— begin Document extract —
33. The praying on oil and first fruit and every  prayer on everything and let
them  close the prayer with Glory  be to the father and  the  Son and the Holy
Spirit forever Amen.

34. But the prayer  of baptism and  bathing (for children) should be according
to what is in the Liturgy concerning such things.

35. Prayers which are not required (but done willingly) are the prayers of the
ascetics and monks because they pray  day and night as  in the sayings and the
teaching of the  lord and as the  Apostle said: `Pray always  without ceasing'

36. Early morning prayer should be performed  at the crow of  the cock. As the
Apostles said wake up early and profess to the Lord.

37. Pray also before and after receiving your food. Before  eating you pray so
the Lord  may bless the food. You  pray after so the  Lord may  keep your body
healthy to be able to perform your practical  worship always. When the priests
are present at the table, they can pray while everyone is  sitting down as the
Lord blessed the five loaves (while they were all sitting down).

38. The prayer for the travelers is  like when Paul prayed  when the people of
Ephesus sent him off. Also like the prayer when  Paul traveled from Ciseria to

39. There is  also a brief  prayer for the monks  when they enter or exist any

40. Prayer for distress is two kinds:
 (1) The person can  pray for his own situation  because the Apostle said: `If
any in difficulty, let him  pray' Paul, Jonah,  The Three Young Men all prayed
in their distress and were saved. Our Lord  taught us to do  that as he prayed
in the night of his suffering.
 (2)  The prayer  of  others for one  in  difficulty is  because the Apraksees
teaches  us about the  prayer of  the whole  Church for  Peter  when he was in
prison. Also, Paul said: `pray for me so I also may be saved'

41. The   prayer  for the forgiveness  of   sin as the  priests  pray  for the
congregation as Moses, Aaron, and Phenhaas did.

42.   Also prayers for needs   which are not  against  the law like asking for
having offspring and asking for wisdom. Hannah prayed to have an offspring and
was given  Samuel and we  know the prayer and  praise of Hannah (the mother of
Samuel). Also, as the Apostle said: `He who is lacking wisdom let him ask with
faith and without doubt, and the Lord will give him what he asks for...'  Also
as the  Lord said: `Everything you  ask  for in prayer   with faith, you shall
receive it.'

43. The prayer of spiritual fathers  for their children  is like the prayer of
Paul for Timothy and the command of Paul to timothy to conduct such prayers.

44. It is  not lawful to  conduct prayer with   an excommunicated priest  or a
non-believer  even if  it was in  a  home. Everyone  who participates in  such
prayer will be excommunicated.

45. Brothers, pray  always  for those who are   unlawfully angry so  they will
depart their anger.

46. If one favored, or even stranger comes in  (during the sermon), the bishop
shall not stop the service, but let the deacon take him in and find an honored
place for him so he can participate in a service acceptable to God.


                                      Pages From Church History
                          Awlaad Al-Assal (1200 AD)
                                Prayer Fasting

1. Fasting is to abstain from eating for a specified period as the law
commands in obedience to Him who made the law. Fasting gives us the
opportunity to examine our sins and reap our good rewards.

2. The purpose of fasting is to weaken the power of desire in order for the
body to obey the spirit.
— end Document extract —
— begin Information provided —
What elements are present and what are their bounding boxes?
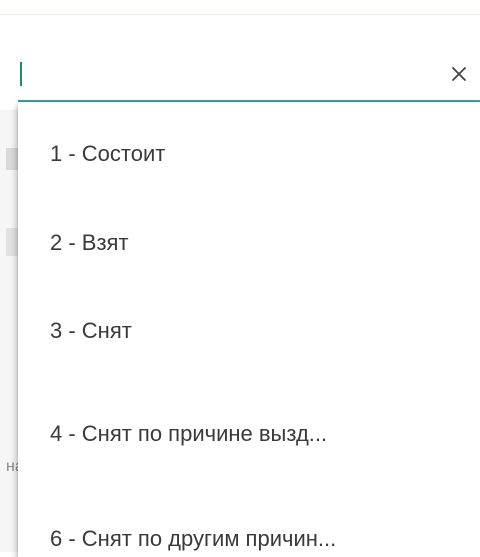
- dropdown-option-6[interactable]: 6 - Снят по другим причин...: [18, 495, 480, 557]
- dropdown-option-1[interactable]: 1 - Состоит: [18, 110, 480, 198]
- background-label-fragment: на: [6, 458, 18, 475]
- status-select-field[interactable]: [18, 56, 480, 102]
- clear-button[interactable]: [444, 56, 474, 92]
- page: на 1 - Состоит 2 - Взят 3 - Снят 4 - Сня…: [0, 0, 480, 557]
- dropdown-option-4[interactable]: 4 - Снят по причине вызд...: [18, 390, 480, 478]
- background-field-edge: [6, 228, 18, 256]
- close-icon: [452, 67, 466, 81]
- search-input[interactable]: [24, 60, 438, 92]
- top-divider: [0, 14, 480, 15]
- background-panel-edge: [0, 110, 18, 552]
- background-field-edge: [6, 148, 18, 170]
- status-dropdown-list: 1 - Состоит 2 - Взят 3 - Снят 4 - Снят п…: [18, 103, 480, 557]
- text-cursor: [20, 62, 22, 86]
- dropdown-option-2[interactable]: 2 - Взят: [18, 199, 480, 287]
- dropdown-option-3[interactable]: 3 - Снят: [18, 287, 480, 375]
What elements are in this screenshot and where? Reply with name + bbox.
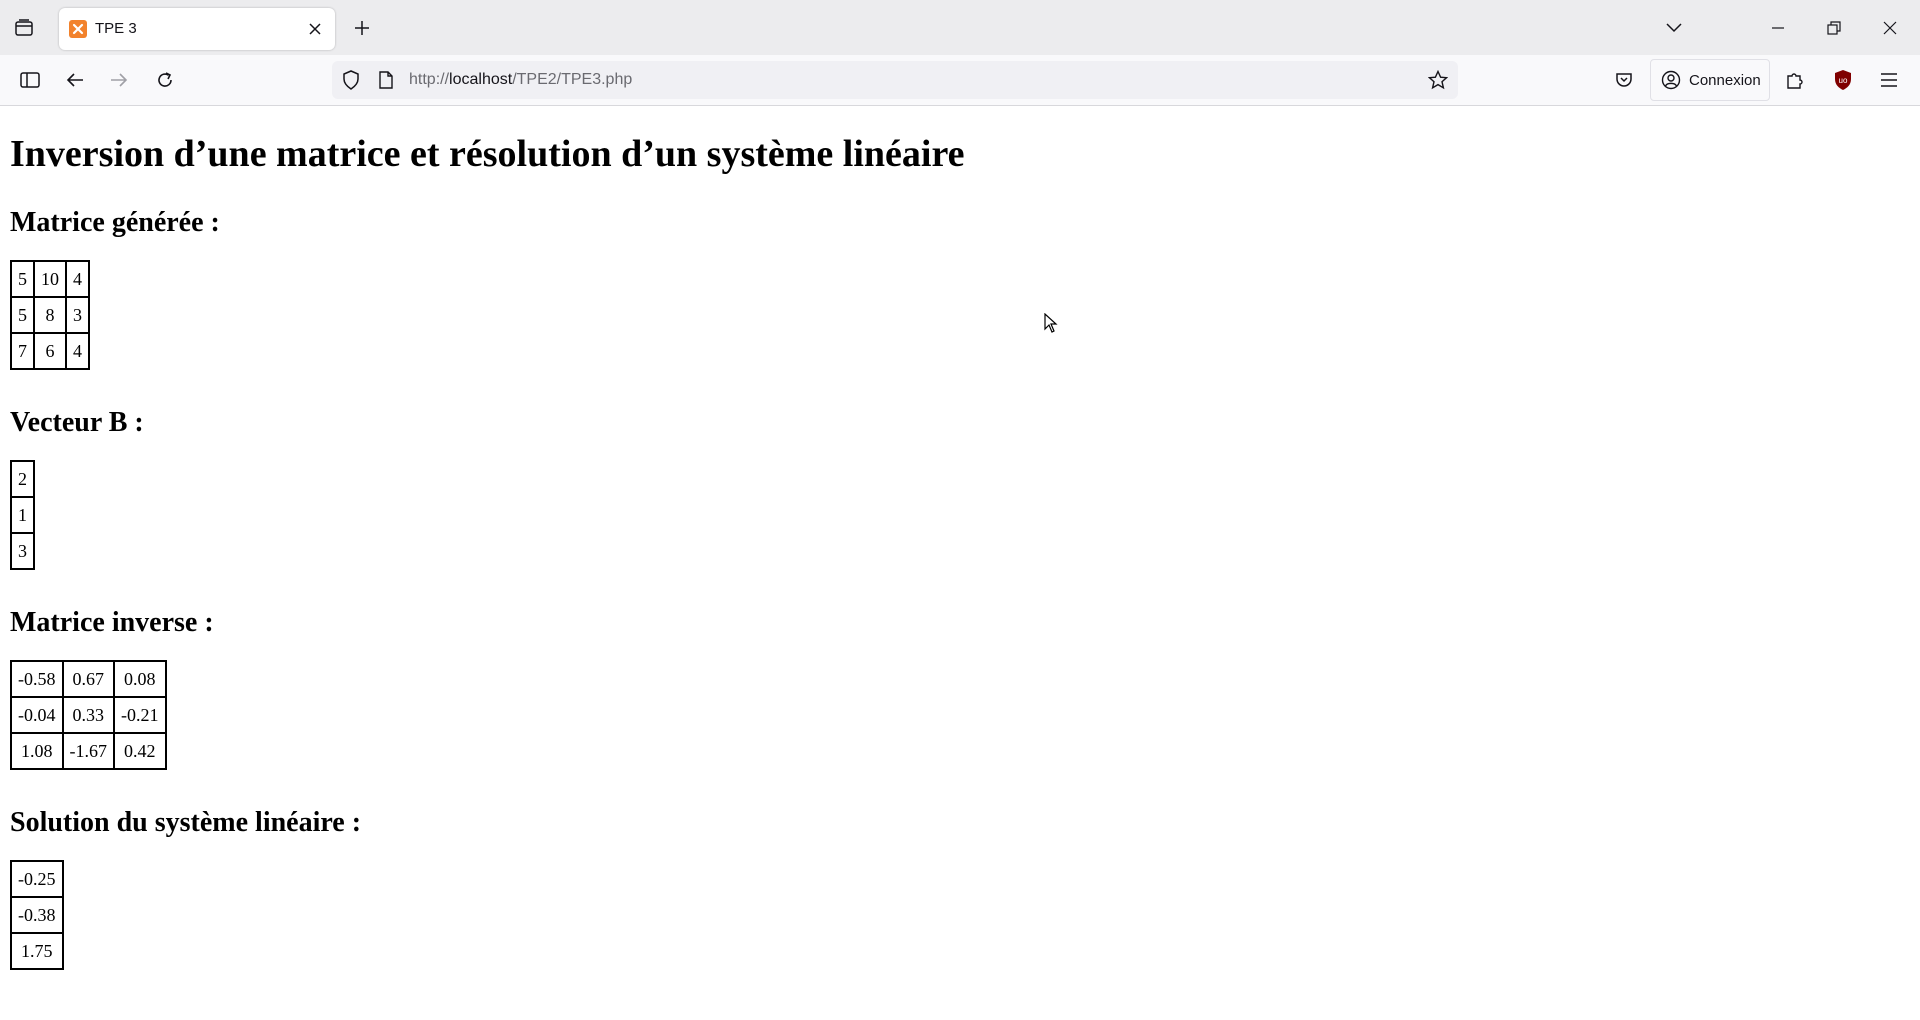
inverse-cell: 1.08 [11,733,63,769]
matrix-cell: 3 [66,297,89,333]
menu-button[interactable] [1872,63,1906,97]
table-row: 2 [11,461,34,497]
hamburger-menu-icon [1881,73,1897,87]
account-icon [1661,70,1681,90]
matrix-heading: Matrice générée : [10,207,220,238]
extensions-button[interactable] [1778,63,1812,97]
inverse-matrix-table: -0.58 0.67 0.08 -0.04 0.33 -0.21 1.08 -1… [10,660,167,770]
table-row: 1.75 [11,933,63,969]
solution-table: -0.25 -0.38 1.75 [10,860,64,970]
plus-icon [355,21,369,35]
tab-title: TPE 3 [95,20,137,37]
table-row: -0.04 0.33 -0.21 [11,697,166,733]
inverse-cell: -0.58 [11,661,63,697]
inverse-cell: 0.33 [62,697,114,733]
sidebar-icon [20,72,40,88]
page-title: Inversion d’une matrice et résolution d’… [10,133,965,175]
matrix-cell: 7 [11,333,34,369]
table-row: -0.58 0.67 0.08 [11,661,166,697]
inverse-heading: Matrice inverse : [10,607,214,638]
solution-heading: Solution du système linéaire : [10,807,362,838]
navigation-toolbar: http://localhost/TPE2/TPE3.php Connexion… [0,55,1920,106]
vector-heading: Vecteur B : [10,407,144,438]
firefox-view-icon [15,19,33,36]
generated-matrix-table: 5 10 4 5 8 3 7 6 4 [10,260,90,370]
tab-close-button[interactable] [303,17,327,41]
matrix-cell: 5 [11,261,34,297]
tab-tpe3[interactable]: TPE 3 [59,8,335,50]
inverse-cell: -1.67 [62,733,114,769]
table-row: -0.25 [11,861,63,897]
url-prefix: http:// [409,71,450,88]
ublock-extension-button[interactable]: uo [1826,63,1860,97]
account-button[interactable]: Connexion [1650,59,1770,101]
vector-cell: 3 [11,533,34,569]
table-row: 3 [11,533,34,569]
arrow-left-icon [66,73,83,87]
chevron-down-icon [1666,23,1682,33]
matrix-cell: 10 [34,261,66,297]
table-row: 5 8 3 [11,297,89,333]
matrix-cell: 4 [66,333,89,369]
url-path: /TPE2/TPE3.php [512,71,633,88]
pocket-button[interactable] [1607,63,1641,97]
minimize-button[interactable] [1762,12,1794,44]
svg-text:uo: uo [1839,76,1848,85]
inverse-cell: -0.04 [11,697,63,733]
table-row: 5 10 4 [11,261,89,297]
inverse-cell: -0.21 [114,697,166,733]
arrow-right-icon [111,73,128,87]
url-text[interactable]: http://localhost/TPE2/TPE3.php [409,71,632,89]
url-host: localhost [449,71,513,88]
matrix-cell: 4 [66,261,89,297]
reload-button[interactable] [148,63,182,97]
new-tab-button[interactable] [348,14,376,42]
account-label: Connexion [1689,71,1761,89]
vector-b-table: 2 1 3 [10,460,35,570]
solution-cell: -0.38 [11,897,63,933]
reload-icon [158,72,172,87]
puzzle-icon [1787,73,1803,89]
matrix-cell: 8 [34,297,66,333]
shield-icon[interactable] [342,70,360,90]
— end Information provided —
-- Written problem --
Answer these questions from the text on prayer and fasting above.
(a) At what time should early morning prayer be performed?
(b) Which son was Hannah given after she prayed for offspring?
(c) What is stated as the purpose of fasting?

-- Worked answer --
(a) At the crow of the cock.
(b) Samuel.
(c) To weaken the power of desire so that the body obeys the spirit.